→ Given exercise
Your task is to give the listing below back word for word, pictures excluded.
━━━━━ Records shown
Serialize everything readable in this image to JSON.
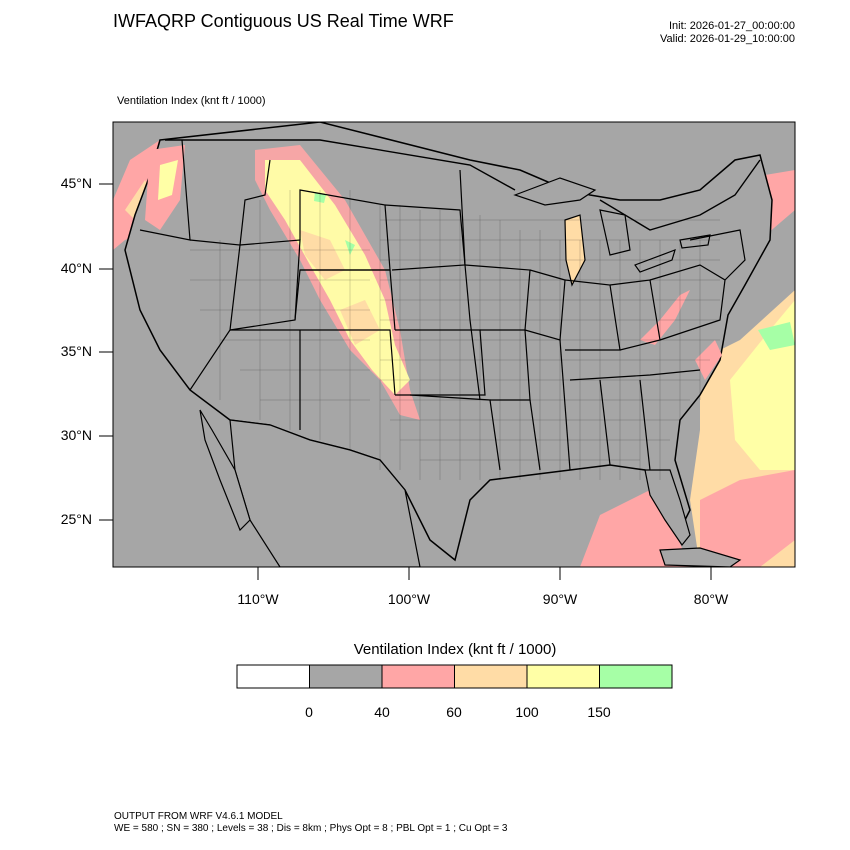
{
  "header": {
    "title": "IWFAQRP Contiguous US Real Time WRF",
    "init": "Init: 2026-01-27_00:00:00",
    "valid": "Valid: 2026-01-29_10:00:00"
  },
  "field_label": "Ventilation Index   (knt ft / 1000)",
  "axes": {
    "lat_labels": [
      "45°N",
      "40°N",
      "35°N",
      "30°N",
      "25°N"
    ],
    "lon_labels": [
      "110°W",
      "100°W",
      "90°W",
      "80°W"
    ]
  },
  "legend": {
    "title": "Ventilation Index  (knt ft / 1000)",
    "bins": [
      {
        "color": "#ffffff"
      },
      {
        "color": "#a6a6a6"
      },
      {
        "color": "#ffa6a6"
      },
      {
        "color": "#ffdca6"
      },
      {
        "color": "#ffffa6"
      },
      {
        "color": "#a6ffa6"
      }
    ],
    "labels": [
      "0",
      "40",
      "60",
      "100",
      "150"
    ]
  },
  "colors": {
    "land_gray": "#a6a6a6",
    "pink": "#ffa6a6",
    "orange": "#ffdca6",
    "yellow": "#ffffa6",
    "green": "#a6ffa6"
  },
  "footer": {
    "line1": "OUTPUT FROM WRF V4.6.1 MODEL",
    "line2": "WE = 580 ; SN = 380 ; Levels = 38 ; Dis = 8km ; Phys Opt = 8 ; PBL Opt = 1 ; Cu Opt = 3"
  }
}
━━━━━━━━━━
→ Written response
Serialize everything readable in this image to JSON.
{
  "header": {
    "title": "IWFAQRP Contiguous US Real Time WRF",
    "init": "Init: 2026-01-27_00:00:00",
    "valid": "Valid: 2026-01-29_10:00:00"
  },
  "field_label": "Ventilation Index   (knt ft / 1000)",
  "axes": {
    "lat_labels": [
      "45°N",
      "40°N",
      "35°N",
      "30°N",
      "25°N"
    ],
    "lon_labels": [
      "110°W",
      "100°W",
      "90°W",
      "80°W"
    ]
  },
  "legend": {
    "title": "Ventilation Index  (knt ft / 1000)",
    "bins": [
      {
        "color": "#ffffff"
      },
      {
        "color": "#a6a6a6"
      },
      {
        "color": "#ffa6a6"
      },
      {
        "color": "#ffdca6"
      },
      {
        "color": "#ffffa6"
      },
      {
        "color": "#a6ffa6"
      }
    ],
    "labels": [
      "0",
      "40",
      "60",
      "100",
      "150"
    ]
  },
  "colors": {
    "land_gray": "#a6a6a6",
    "pink": "#ffa6a6",
    "orange": "#ffdca6",
    "yellow": "#ffffa6",
    "green": "#a6ffa6"
  },
  "footer": {
    "line1": "OUTPUT FROM WRF V4.6.1 MODEL",
    "line2": "WE = 580 ; SN = 380 ; Levels = 38 ; Dis = 8km ; Phys Opt = 8 ; PBL Opt = 1 ; Cu Opt = 3"
  }
}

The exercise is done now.